Entries of transcribed document text:
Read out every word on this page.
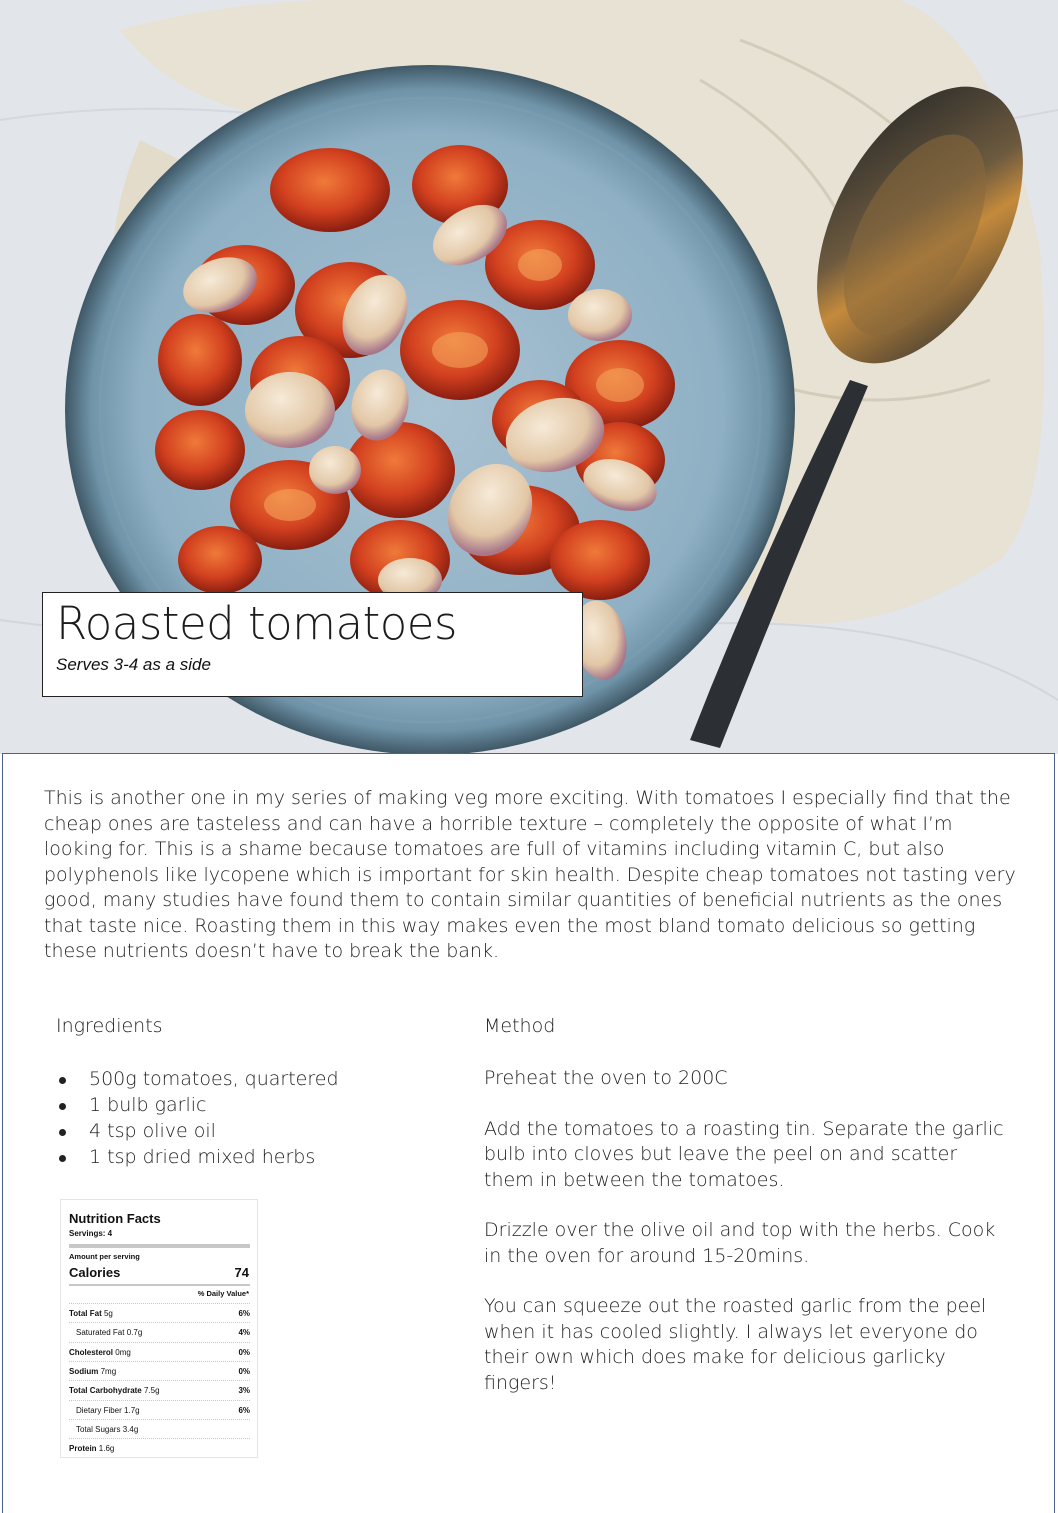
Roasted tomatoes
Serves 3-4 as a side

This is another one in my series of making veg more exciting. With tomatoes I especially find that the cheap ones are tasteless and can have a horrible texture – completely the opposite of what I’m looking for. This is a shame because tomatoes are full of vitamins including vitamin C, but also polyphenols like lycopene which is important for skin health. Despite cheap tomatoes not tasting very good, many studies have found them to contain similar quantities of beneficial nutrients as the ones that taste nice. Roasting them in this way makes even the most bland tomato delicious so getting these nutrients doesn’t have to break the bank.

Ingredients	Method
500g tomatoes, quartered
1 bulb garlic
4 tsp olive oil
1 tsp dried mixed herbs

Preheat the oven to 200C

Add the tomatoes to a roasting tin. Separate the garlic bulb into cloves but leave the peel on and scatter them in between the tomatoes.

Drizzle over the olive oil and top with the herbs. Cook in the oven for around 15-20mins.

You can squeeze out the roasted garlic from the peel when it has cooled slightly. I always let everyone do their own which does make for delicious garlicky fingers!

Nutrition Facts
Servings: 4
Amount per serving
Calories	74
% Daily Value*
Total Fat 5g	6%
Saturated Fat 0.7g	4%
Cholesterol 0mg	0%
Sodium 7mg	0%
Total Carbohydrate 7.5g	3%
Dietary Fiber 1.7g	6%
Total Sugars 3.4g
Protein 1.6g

---

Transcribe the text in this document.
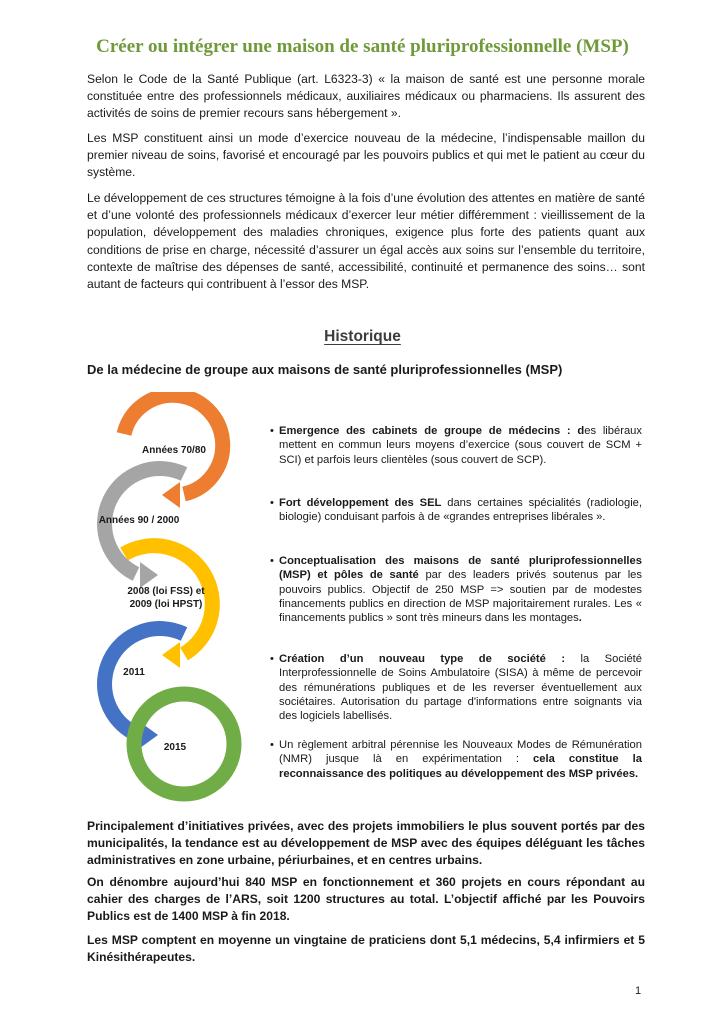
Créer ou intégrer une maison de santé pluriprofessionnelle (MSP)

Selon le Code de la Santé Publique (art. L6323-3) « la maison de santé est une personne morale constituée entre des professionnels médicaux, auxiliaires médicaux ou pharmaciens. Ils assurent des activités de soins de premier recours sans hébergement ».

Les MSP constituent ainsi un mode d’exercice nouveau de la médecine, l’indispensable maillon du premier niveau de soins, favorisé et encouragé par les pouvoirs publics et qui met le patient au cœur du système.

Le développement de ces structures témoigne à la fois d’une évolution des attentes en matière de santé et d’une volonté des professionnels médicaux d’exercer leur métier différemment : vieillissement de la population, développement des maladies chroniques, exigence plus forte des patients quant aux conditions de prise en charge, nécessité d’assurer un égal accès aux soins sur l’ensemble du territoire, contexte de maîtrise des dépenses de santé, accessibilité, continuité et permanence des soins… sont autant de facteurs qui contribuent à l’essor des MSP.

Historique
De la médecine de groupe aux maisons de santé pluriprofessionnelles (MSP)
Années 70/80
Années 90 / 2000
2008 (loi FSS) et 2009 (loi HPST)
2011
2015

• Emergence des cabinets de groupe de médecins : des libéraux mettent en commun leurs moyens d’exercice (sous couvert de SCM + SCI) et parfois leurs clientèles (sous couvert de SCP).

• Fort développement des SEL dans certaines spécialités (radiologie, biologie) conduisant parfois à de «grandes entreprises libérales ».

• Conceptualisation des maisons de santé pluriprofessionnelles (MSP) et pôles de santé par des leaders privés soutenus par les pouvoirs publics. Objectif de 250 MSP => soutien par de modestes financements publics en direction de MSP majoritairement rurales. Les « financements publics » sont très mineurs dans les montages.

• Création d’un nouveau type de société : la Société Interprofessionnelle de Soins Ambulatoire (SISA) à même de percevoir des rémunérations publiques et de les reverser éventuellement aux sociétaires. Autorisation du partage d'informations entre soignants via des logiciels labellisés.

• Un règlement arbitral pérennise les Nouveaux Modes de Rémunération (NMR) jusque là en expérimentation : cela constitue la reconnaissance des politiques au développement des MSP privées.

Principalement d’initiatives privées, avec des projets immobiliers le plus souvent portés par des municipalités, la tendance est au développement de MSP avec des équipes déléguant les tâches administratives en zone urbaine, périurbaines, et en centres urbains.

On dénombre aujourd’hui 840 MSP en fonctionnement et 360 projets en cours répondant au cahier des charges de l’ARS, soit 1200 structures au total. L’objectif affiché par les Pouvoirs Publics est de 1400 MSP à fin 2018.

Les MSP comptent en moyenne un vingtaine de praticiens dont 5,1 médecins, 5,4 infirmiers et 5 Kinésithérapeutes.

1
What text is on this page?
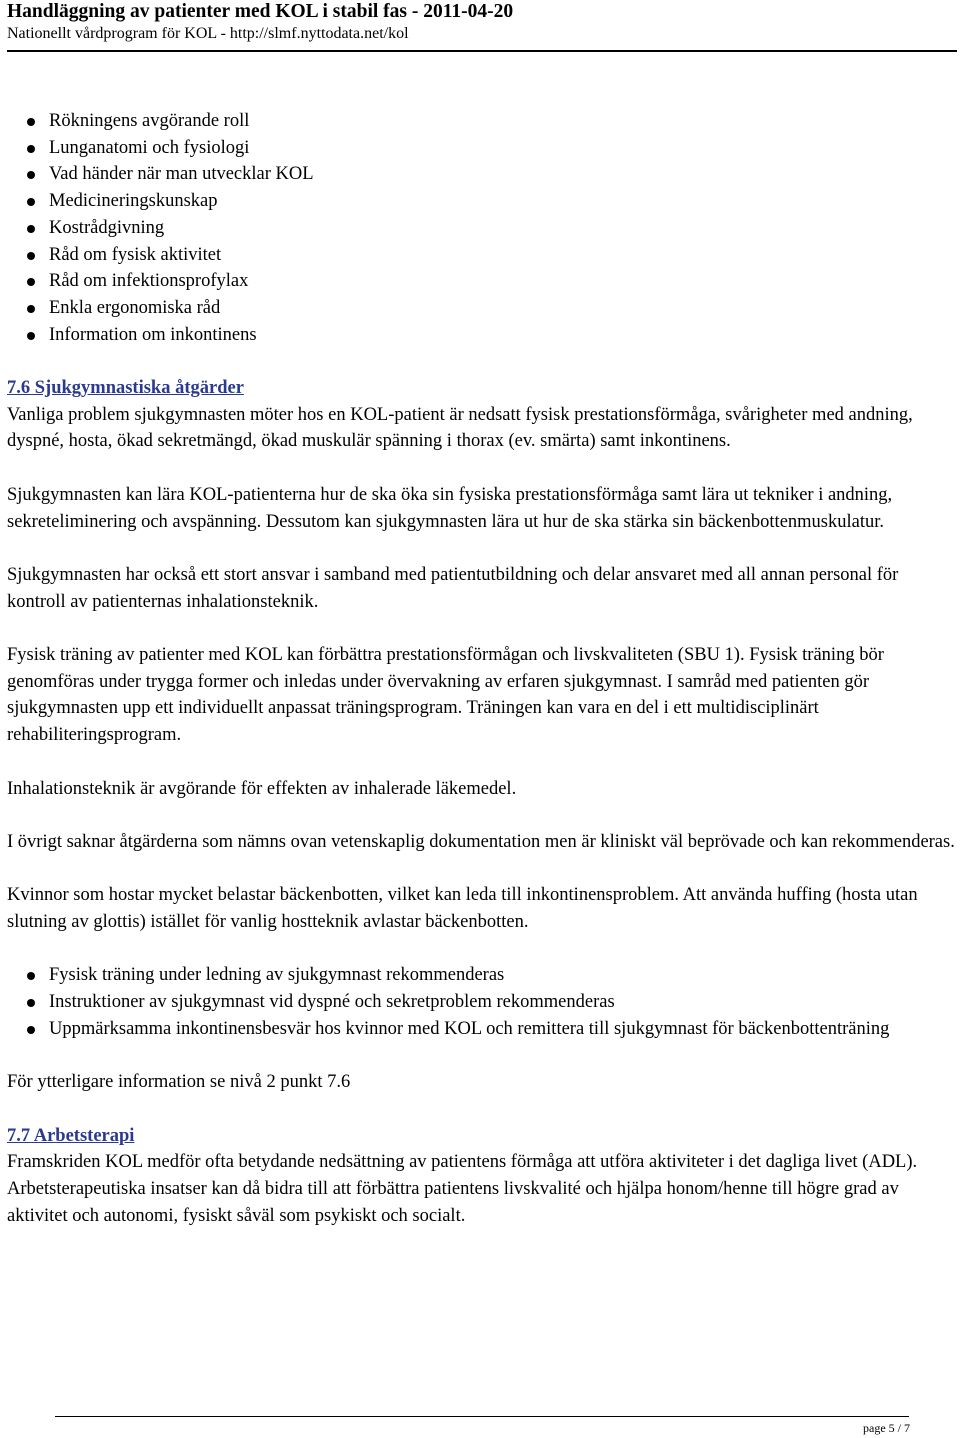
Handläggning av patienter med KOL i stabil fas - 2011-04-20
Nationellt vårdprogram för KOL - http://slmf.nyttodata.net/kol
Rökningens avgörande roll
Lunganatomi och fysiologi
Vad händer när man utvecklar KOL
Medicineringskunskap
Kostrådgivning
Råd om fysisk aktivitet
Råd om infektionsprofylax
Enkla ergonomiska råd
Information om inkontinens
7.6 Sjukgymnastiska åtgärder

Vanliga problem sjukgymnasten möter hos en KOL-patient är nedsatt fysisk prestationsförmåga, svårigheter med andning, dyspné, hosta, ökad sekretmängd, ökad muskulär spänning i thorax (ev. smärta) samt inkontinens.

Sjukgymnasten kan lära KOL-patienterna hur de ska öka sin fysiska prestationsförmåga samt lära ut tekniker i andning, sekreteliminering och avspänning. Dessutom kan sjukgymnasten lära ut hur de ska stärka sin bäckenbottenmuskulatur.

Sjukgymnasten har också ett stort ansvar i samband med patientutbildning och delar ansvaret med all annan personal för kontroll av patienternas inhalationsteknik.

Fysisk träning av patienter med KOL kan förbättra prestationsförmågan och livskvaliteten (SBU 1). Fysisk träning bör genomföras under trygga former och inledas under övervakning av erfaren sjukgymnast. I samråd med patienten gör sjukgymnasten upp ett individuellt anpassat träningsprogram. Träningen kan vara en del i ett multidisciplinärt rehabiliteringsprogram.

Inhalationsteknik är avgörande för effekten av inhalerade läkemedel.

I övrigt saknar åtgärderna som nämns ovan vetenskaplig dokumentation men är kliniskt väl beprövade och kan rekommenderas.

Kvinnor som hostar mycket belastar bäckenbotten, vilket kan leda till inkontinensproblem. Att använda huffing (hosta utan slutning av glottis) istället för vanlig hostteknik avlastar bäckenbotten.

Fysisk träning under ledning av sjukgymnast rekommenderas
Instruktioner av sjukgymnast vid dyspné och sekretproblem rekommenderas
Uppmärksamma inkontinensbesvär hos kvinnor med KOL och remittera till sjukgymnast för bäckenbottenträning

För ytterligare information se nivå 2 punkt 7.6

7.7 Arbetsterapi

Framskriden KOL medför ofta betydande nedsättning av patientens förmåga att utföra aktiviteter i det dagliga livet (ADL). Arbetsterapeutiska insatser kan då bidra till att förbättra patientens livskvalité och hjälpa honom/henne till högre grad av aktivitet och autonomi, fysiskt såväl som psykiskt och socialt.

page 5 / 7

(Activity)
Within the lines above, find those holding the word "avgörande" and copy them.

(Expected output)
Rökningens avgörande roll
Inhalationsteknik är avgörande för effekten av inhalerade läkemedel.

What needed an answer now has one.